- WHAT IS REQUIRED:
Go through the data and copy every line exactly, but not the images.

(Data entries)
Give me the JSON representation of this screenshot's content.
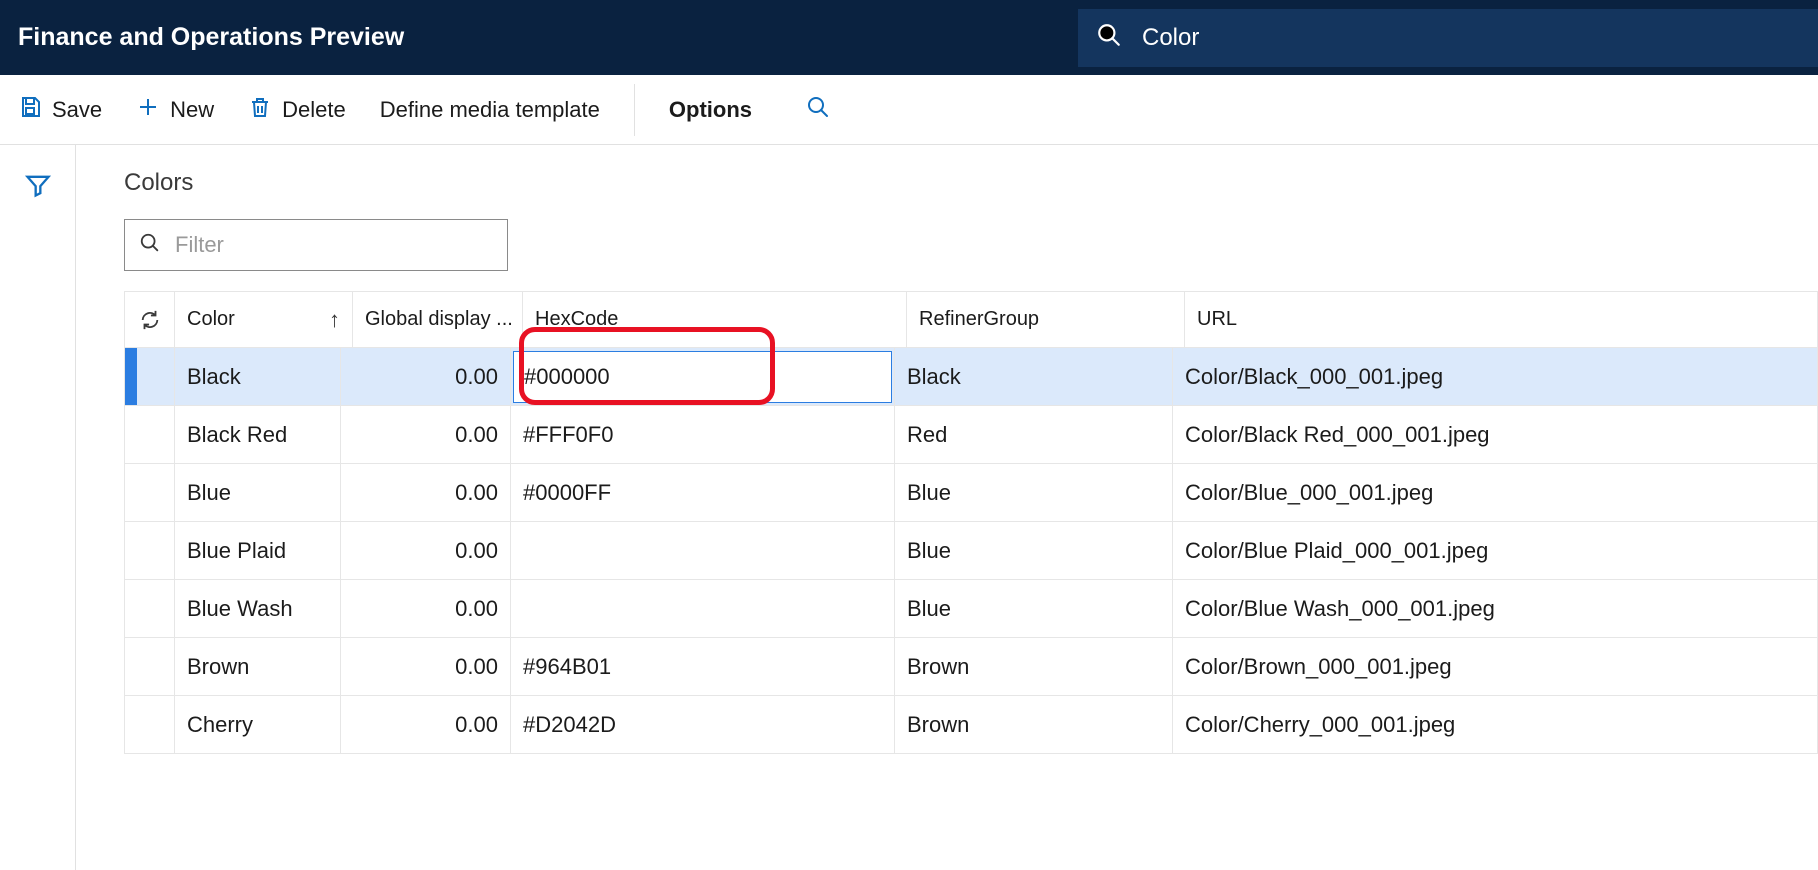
{
  "nav": {
    "title": "Finance and Operations Preview",
    "search": "Color"
  },
  "actions": {
    "save": "Save",
    "new": "New",
    "delete": "Delete",
    "define_media": "Define media template",
    "options": "Options"
  },
  "page": {
    "title": "Colors",
    "filter_placeholder": "Filter"
  },
  "columns": {
    "color": "Color",
    "global_display": "Global display ...",
    "hex": "HexCode",
    "refiner": "RefinerGroup",
    "url": "URL"
  },
  "rows": [
    {
      "color": "Black",
      "global": "0.00",
      "hex": "#000000",
      "refiner": "Black",
      "url": "Color/Black_000_001.jpeg",
      "selected": true,
      "editing": true
    },
    {
      "color": "Black Red",
      "global": "0.00",
      "hex": "#FFF0F0",
      "refiner": "Red",
      "url": "Color/Black Red_000_001.jpeg",
      "selected": false,
      "editing": false
    },
    {
      "color": "Blue",
      "global": "0.00",
      "hex": "#0000FF",
      "refiner": "Blue",
      "url": "Color/Blue_000_001.jpeg",
      "selected": false,
      "editing": false
    },
    {
      "color": "Blue Plaid",
      "global": "0.00",
      "hex": "",
      "refiner": "Blue",
      "url": "Color/Blue Plaid_000_001.jpeg",
      "selected": false,
      "editing": false
    },
    {
      "color": "Blue Wash",
      "global": "0.00",
      "hex": "",
      "refiner": "Blue",
      "url": "Color/Blue Wash_000_001.jpeg",
      "selected": false,
      "editing": false
    },
    {
      "color": "Brown",
      "global": "0.00",
      "hex": "#964B01",
      "refiner": "Brown",
      "url": "Color/Brown_000_001.jpeg",
      "selected": false,
      "editing": false
    },
    {
      "color": "Cherry",
      "global": "0.00",
      "hex": "#D2042D",
      "refiner": "Brown",
      "url": "Color/Cherry_000_001.jpeg",
      "selected": false,
      "editing": false
    }
  ]
}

- ANSWER TO THIS PROBLEM:
Give me the JSON representation of this screenshot's content.
{
  "nav": {
    "title": "Finance and Operations Preview",
    "search": "Color"
  },
  "actions": {
    "save": "Save",
    "new": "New",
    "delete": "Delete",
    "define_media": "Define media template",
    "options": "Options"
  },
  "page": {
    "title": "Colors",
    "filter_placeholder": "Filter"
  },
  "columns": {
    "color": "Color",
    "global_display": "Global display ...",
    "hex": "HexCode",
    "refiner": "RefinerGroup",
    "url": "URL"
  },
  "rows": [
    {
      "color": "Black",
      "global": "0.00",
      "hex": "#000000",
      "refiner": "Black",
      "url": "Color/Black_000_001.jpeg",
      "selected": true,
      "editing": true
    },
    {
      "color": "Black Red",
      "global": "0.00",
      "hex": "#FFF0F0",
      "refiner": "Red",
      "url": "Color/Black Red_000_001.jpeg",
      "selected": false,
      "editing": false
    },
    {
      "color": "Blue",
      "global": "0.00",
      "hex": "#0000FF",
      "refiner": "Blue",
      "url": "Color/Blue_000_001.jpeg",
      "selected": false,
      "editing": false
    },
    {
      "color": "Blue Plaid",
      "global": "0.00",
      "hex": "",
      "refiner": "Blue",
      "url": "Color/Blue Plaid_000_001.jpeg",
      "selected": false,
      "editing": false
    },
    {
      "color": "Blue Wash",
      "global": "0.00",
      "hex": "",
      "refiner": "Blue",
      "url": "Color/Blue Wash_000_001.jpeg",
      "selected": false,
      "editing": false
    },
    {
      "color": "Brown",
      "global": "0.00",
      "hex": "#964B01",
      "refiner": "Brown",
      "url": "Color/Brown_000_001.jpeg",
      "selected": false,
      "editing": false
    },
    {
      "color": "Cherry",
      "global": "0.00",
      "hex": "#D2042D",
      "refiner": "Brown",
      "url": "Color/Cherry_000_001.jpeg",
      "selected": false,
      "editing": false
    }
  ]
}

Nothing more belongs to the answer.